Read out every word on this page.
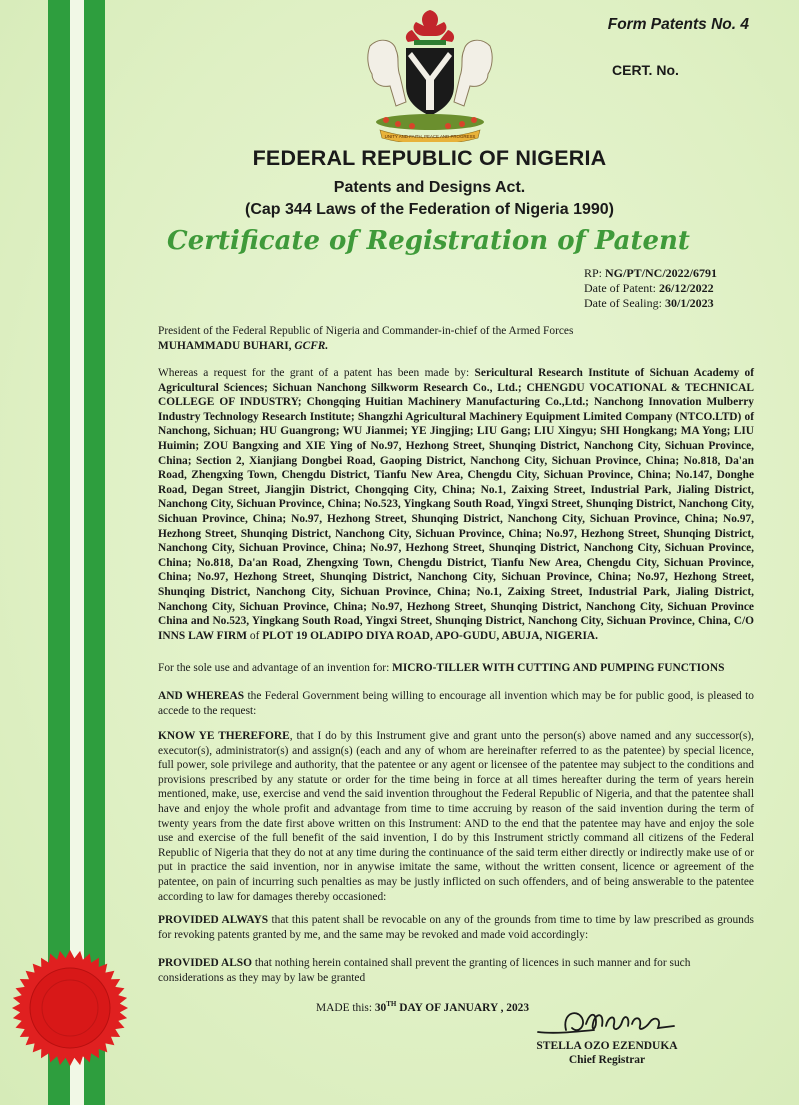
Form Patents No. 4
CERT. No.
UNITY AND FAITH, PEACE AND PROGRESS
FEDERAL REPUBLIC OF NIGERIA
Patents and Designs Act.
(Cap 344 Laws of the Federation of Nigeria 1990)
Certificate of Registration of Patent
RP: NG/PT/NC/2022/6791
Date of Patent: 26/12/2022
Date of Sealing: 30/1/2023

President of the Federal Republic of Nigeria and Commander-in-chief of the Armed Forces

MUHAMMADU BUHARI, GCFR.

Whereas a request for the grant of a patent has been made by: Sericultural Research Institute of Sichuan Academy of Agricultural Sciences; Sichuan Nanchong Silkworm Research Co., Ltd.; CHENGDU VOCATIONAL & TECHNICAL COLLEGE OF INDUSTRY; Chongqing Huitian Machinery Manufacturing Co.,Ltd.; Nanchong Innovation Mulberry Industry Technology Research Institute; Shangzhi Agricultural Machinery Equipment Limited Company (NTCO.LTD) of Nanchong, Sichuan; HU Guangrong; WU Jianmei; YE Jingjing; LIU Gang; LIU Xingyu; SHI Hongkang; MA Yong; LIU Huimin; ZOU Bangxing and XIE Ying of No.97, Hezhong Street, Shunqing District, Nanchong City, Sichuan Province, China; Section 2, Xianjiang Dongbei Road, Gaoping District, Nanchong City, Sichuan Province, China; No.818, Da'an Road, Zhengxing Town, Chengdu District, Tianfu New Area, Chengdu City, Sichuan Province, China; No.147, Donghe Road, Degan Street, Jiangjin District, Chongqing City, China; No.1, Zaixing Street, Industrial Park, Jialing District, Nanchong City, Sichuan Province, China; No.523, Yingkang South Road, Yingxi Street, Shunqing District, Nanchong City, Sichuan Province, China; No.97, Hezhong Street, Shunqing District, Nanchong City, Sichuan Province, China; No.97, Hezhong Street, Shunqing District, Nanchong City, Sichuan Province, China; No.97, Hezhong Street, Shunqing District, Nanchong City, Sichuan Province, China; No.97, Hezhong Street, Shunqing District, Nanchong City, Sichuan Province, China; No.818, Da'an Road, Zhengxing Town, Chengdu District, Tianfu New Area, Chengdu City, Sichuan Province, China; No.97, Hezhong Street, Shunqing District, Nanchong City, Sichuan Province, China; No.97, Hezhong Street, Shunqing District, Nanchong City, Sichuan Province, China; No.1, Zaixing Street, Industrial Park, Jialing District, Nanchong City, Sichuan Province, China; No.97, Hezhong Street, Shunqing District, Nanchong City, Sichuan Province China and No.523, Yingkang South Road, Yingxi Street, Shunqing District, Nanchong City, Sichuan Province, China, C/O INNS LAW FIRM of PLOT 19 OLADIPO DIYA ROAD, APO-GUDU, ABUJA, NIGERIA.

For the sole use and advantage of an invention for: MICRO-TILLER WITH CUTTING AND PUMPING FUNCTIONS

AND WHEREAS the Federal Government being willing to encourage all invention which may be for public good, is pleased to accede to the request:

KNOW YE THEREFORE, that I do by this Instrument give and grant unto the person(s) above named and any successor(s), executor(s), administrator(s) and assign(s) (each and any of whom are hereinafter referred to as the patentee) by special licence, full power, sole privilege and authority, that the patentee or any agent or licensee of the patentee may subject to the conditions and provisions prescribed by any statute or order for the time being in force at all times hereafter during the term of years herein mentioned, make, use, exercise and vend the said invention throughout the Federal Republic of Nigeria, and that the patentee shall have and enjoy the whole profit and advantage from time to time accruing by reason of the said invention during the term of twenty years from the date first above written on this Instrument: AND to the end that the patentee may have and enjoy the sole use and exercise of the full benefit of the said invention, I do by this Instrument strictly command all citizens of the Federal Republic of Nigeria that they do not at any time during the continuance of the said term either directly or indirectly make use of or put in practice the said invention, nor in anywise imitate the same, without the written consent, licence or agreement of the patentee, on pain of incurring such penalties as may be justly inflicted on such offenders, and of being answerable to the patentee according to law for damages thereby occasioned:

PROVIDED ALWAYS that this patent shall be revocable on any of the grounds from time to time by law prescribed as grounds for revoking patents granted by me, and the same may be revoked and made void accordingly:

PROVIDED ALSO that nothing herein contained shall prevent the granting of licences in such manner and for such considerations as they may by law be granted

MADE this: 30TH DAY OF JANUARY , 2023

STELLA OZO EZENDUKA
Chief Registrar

§ **AIM OF THE EXERCISE**:
State how many lines of the entries above include the word "granted", offering no text other than the number.

§ **ANSWER TO THE PROBLEM**:
2